### [GIVEN TASK]
From the listing below, pull out all lines with "color" in them.

Stored records
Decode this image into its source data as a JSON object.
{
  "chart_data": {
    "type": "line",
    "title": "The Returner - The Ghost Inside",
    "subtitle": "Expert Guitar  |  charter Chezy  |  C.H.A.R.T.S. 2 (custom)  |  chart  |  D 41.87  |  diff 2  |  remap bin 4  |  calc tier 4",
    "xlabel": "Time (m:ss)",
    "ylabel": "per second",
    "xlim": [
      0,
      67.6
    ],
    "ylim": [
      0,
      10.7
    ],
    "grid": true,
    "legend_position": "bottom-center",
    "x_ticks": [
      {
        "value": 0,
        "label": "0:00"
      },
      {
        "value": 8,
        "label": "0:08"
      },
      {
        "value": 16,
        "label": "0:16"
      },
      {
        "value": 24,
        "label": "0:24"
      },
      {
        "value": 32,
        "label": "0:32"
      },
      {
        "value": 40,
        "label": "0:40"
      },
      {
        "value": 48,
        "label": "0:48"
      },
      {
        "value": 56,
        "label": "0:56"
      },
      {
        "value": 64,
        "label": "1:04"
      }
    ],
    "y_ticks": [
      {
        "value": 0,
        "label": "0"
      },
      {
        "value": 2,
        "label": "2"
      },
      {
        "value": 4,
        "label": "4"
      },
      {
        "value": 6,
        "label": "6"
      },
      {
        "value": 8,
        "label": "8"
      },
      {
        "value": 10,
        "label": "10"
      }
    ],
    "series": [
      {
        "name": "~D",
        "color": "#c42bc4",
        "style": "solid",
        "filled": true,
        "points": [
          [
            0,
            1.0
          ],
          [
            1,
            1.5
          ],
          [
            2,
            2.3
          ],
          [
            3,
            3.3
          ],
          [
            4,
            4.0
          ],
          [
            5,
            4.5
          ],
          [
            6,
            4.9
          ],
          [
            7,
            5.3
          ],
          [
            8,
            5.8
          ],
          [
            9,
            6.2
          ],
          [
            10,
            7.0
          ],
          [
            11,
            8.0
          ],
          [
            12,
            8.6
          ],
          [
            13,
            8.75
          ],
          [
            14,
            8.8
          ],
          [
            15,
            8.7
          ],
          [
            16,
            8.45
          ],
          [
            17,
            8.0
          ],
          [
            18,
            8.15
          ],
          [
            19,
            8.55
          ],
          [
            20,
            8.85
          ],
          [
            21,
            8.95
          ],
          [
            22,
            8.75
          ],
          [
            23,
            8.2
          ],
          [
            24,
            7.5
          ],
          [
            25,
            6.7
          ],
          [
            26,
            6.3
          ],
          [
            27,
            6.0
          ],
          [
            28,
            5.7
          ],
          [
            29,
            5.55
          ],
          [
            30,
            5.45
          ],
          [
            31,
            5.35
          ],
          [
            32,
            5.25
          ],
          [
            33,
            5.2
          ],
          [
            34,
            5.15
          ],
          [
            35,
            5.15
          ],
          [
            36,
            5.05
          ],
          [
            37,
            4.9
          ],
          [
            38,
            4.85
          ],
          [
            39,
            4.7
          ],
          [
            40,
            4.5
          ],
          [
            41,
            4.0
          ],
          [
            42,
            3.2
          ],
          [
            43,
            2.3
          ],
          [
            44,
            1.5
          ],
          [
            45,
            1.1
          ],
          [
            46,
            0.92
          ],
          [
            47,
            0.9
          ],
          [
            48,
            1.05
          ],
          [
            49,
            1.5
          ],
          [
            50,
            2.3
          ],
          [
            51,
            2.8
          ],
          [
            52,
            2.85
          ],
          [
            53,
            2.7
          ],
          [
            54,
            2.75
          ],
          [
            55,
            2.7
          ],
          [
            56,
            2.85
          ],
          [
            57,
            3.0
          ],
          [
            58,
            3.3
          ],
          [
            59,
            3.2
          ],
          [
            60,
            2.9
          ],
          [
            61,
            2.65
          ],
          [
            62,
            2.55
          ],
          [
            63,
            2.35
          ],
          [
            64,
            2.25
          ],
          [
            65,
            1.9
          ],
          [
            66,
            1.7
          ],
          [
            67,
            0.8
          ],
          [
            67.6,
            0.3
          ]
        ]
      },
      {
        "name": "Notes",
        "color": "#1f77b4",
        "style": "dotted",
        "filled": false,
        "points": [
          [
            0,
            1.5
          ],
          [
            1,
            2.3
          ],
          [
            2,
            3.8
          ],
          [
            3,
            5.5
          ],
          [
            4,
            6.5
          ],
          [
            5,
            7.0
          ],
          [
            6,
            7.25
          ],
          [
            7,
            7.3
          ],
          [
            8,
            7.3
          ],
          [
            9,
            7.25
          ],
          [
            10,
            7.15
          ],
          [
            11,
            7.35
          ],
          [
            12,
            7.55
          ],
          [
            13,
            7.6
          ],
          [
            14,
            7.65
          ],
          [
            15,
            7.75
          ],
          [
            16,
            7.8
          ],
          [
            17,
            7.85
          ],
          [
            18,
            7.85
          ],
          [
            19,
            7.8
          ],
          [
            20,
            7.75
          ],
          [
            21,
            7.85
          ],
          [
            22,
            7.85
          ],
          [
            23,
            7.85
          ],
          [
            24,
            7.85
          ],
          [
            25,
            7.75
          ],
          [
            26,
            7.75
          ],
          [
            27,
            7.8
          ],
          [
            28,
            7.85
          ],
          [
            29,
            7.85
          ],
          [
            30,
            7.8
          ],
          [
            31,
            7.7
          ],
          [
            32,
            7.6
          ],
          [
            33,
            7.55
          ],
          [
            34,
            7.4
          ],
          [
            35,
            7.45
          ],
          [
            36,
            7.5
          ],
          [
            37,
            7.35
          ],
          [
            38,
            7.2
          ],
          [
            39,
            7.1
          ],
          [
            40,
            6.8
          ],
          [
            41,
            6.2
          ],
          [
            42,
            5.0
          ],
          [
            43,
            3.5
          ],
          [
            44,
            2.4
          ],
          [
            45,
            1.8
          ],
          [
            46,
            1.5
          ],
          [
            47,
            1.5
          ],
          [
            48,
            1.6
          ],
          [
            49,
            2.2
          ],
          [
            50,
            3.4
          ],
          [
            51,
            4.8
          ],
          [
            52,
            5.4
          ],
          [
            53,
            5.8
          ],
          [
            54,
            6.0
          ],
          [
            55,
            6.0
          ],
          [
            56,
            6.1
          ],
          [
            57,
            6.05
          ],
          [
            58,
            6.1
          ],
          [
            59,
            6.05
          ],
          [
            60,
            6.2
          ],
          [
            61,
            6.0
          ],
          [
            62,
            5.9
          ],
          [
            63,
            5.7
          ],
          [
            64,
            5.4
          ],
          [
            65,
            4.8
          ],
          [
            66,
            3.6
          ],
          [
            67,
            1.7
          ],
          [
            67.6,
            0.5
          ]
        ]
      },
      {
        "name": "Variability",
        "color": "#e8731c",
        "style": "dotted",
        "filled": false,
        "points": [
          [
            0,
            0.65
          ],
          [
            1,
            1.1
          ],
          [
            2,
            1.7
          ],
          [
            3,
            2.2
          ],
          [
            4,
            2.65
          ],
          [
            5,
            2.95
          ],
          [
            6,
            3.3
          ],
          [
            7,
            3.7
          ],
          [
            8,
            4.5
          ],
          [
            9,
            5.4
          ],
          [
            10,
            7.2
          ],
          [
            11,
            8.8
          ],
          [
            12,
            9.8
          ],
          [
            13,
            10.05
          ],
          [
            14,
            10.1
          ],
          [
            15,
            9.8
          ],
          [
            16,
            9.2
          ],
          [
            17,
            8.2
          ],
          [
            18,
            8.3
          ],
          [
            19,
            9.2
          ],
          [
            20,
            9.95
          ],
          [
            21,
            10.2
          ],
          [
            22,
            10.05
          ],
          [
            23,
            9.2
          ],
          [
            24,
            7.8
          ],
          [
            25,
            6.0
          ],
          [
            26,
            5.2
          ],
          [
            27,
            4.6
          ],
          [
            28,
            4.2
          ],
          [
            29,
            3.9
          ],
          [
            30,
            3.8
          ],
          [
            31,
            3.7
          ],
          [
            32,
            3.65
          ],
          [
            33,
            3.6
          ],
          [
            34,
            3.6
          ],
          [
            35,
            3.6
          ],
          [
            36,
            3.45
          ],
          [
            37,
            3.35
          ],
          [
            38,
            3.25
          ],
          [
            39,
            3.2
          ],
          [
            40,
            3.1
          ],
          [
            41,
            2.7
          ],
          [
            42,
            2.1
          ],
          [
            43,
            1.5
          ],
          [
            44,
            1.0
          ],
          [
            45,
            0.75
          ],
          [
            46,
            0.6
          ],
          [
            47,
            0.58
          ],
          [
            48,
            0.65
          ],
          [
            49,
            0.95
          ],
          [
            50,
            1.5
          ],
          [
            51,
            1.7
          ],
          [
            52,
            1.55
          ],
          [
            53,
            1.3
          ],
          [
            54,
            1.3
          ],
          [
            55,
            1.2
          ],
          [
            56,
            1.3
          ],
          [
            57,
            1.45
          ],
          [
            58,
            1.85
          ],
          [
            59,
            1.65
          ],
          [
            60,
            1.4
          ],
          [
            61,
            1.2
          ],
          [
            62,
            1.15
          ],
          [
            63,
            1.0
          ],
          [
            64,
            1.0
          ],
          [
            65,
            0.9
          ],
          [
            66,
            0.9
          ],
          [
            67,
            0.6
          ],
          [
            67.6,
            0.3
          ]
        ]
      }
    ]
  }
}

### [OUTPUT OF THE TASK]
        "color": "#c42bc4",
        "color": "#1f77b4",
        "color": "#e8731c",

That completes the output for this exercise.